Transcribe all the entries word for word, but omit the images.

● **EXERCISE INPUT**:
——————————
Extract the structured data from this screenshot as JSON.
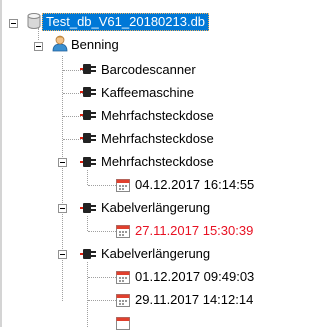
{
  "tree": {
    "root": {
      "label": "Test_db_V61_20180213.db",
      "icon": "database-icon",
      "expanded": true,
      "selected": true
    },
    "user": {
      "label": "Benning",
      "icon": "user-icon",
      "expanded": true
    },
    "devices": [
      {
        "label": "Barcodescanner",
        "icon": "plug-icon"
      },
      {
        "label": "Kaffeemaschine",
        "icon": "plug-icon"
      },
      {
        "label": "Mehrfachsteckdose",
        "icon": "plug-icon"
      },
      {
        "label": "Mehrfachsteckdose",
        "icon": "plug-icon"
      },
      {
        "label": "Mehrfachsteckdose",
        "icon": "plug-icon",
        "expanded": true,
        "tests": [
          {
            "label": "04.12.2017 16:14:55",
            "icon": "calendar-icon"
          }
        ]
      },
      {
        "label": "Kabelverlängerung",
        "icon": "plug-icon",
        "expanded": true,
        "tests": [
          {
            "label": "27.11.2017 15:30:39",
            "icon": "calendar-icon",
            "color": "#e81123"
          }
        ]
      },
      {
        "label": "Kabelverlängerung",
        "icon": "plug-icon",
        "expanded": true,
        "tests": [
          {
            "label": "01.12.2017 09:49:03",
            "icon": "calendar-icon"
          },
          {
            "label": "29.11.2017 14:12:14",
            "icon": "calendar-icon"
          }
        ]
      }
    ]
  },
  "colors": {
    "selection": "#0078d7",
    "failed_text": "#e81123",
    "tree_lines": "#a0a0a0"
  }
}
——————————
● **THE OUTPUT**:
Extract the structured data from this screenshot as JSON.
{
  "tree": {
    "root": {
      "label": "Test_db_V61_20180213.db",
      "icon": "database-icon",
      "expanded": true,
      "selected": true
    },
    "user": {
      "label": "Benning",
      "icon": "user-icon",
      "expanded": true
    },
    "devices": [
      {
        "label": "Barcodescanner",
        "icon": "plug-icon"
      },
      {
        "label": "Kaffeemaschine",
        "icon": "plug-icon"
      },
      {
        "label": "Mehrfachsteckdose",
        "icon": "plug-icon"
      },
      {
        "label": "Mehrfachsteckdose",
        "icon": "plug-icon"
      },
      {
        "label": "Mehrfachsteckdose",
        "icon": "plug-icon",
        "expanded": true,
        "tests": [
          {
            "label": "04.12.2017 16:14:55",
            "icon": "calendar-icon"
          }
        ]
      },
      {
        "label": "Kabelverlängerung",
        "icon": "plug-icon",
        "expanded": true,
        "tests": [
          {
            "label": "27.11.2017 15:30:39",
            "icon": "calendar-icon",
            "color": "#e81123"
          }
        ]
      },
      {
        "label": "Kabelverlängerung",
        "icon": "plug-icon",
        "expanded": true,
        "tests": [
          {
            "label": "01.12.2017 09:49:03",
            "icon": "calendar-icon"
          },
          {
            "label": "29.11.2017 14:12:14",
            "icon": "calendar-icon"
          }
        ]
      }
    ]
  },
  "colors": {
    "selection": "#0078d7",
    "failed_text": "#e81123",
    "tree_lines": "#a0a0a0"
  }
}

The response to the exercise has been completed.